Directions for this task :: Return each line of the records holding the string "Literacy".

Extracted data entries:
_ _ _ _ _
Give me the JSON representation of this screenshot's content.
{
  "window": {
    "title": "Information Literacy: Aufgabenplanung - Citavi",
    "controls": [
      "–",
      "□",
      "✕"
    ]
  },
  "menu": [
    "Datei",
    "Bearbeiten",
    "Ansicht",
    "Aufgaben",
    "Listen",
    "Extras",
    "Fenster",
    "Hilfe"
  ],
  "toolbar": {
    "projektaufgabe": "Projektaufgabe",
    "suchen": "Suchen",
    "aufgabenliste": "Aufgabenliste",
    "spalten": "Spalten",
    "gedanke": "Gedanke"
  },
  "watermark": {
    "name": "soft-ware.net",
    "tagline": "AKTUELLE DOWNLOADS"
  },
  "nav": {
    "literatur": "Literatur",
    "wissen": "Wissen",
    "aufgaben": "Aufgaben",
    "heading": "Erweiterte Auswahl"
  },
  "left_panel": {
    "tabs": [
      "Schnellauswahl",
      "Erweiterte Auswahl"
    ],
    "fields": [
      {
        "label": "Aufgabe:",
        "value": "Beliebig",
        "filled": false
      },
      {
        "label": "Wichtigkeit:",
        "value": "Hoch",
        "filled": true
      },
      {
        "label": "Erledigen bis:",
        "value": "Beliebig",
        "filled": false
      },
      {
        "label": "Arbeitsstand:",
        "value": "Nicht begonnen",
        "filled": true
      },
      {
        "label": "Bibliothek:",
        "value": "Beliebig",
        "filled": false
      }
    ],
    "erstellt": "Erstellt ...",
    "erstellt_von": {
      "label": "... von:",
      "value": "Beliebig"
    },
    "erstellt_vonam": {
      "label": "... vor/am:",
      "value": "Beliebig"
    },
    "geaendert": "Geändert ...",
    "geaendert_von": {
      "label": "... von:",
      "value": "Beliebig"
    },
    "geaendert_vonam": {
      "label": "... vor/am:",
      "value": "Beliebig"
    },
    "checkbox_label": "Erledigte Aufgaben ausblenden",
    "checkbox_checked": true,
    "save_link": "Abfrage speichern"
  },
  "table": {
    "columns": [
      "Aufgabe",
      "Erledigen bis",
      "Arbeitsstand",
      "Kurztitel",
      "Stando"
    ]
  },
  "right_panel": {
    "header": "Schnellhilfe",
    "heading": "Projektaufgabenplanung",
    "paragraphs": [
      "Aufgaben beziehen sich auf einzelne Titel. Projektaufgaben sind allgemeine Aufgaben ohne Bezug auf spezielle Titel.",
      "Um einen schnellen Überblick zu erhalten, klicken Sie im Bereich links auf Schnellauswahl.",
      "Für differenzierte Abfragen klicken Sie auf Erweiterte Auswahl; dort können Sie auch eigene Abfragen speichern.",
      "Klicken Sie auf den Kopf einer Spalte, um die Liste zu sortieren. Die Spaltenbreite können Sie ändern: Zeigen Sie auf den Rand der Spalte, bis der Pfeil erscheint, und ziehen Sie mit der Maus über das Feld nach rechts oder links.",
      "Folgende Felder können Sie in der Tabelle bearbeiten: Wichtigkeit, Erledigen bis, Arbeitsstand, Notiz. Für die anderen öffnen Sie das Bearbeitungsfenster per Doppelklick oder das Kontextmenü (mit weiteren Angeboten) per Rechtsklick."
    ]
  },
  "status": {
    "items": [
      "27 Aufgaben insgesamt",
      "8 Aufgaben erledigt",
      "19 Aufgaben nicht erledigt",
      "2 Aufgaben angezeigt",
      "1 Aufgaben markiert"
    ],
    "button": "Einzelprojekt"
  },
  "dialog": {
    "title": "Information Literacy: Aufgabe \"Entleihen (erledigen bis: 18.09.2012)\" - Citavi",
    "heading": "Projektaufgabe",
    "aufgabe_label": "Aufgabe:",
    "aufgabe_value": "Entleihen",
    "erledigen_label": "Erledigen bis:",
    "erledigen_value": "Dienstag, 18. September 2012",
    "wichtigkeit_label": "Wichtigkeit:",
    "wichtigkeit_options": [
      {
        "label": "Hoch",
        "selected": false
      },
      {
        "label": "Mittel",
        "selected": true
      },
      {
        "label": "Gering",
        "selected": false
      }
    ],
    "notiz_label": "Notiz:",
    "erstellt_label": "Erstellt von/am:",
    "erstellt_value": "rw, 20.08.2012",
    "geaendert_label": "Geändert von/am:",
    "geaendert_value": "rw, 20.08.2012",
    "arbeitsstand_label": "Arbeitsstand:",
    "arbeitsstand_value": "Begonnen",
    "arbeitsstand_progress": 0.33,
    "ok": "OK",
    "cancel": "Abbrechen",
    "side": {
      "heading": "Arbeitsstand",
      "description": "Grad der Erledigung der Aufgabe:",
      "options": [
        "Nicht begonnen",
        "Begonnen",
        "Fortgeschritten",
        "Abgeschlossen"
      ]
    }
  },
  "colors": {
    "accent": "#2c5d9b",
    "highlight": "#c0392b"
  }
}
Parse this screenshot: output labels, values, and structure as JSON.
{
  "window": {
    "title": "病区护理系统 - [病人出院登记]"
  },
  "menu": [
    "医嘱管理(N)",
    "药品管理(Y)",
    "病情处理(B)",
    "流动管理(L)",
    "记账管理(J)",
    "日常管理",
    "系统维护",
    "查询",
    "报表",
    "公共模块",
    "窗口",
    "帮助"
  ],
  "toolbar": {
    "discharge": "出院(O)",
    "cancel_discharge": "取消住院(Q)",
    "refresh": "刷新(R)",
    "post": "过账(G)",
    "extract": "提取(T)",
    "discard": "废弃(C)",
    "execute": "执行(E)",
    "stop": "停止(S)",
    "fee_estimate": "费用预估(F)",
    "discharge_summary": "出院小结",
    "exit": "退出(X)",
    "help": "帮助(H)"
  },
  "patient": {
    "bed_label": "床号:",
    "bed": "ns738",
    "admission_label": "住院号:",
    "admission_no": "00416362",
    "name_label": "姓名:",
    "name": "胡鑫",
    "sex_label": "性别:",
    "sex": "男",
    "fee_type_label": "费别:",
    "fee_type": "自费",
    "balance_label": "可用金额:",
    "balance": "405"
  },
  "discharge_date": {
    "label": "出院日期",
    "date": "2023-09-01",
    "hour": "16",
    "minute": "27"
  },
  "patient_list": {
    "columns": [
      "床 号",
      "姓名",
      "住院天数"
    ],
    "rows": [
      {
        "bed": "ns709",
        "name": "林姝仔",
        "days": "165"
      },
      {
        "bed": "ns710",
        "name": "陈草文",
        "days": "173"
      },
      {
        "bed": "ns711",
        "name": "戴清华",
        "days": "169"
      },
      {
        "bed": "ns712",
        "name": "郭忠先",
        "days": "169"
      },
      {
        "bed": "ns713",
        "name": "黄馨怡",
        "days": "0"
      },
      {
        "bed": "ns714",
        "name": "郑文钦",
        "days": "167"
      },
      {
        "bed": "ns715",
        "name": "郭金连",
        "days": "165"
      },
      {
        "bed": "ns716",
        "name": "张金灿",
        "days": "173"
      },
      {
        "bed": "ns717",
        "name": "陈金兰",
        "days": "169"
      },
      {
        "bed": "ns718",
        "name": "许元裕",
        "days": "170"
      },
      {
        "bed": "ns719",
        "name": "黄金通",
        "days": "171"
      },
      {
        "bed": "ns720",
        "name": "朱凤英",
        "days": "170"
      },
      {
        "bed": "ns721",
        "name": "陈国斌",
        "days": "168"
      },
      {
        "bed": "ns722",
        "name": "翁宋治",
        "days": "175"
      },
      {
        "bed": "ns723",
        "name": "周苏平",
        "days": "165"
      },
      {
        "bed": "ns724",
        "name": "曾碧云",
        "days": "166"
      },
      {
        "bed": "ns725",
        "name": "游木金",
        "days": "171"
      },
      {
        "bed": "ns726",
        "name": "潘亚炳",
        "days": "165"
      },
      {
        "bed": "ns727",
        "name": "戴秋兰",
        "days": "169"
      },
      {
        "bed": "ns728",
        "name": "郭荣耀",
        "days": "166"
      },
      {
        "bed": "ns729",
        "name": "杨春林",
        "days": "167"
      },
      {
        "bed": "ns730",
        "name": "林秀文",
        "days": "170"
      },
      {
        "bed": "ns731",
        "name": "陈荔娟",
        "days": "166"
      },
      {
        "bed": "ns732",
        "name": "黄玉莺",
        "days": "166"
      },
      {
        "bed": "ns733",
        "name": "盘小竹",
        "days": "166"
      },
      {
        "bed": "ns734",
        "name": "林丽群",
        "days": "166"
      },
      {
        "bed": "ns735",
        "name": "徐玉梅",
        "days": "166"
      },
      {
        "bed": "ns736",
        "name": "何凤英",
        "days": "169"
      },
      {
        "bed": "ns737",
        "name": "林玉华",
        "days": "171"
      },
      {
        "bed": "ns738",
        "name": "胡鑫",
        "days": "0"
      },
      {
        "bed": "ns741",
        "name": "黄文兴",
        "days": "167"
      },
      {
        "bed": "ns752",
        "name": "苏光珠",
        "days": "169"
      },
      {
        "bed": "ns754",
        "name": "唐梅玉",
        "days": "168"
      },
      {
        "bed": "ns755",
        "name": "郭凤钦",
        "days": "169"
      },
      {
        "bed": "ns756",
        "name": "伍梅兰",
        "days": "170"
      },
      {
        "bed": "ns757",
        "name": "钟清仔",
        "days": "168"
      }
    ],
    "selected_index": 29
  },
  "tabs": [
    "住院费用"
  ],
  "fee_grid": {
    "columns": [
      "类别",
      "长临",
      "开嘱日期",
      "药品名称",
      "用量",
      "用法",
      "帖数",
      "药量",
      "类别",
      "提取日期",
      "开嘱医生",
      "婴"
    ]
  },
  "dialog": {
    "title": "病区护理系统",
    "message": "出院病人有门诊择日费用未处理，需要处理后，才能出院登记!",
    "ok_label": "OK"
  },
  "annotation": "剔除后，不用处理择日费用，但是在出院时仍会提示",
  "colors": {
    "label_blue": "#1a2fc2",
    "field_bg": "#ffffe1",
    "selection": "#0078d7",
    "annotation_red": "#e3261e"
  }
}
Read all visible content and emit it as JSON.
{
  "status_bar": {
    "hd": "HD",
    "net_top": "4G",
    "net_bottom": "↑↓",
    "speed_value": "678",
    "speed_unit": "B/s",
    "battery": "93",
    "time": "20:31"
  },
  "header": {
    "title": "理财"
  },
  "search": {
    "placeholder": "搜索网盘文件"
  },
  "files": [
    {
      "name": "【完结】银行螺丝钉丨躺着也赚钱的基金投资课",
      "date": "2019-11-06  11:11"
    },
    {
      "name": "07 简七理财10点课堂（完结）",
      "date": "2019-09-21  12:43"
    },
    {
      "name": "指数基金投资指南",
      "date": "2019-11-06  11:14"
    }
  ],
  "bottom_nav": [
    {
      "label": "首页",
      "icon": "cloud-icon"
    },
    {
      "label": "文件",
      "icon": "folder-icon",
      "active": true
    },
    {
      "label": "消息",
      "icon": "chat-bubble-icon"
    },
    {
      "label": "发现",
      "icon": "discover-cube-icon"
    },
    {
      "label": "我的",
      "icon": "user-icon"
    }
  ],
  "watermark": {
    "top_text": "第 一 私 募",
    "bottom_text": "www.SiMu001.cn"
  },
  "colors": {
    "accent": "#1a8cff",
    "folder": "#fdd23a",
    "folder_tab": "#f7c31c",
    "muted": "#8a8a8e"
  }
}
_ _ _ _ _
Result for this task ::
    "title": "Information Literacy: Aufgabenplanung - Citavi",
    "title": "Information Literacy: Aufgabe \"Entleihen (erledigen bis: 18.09.2012)\" - Citavi",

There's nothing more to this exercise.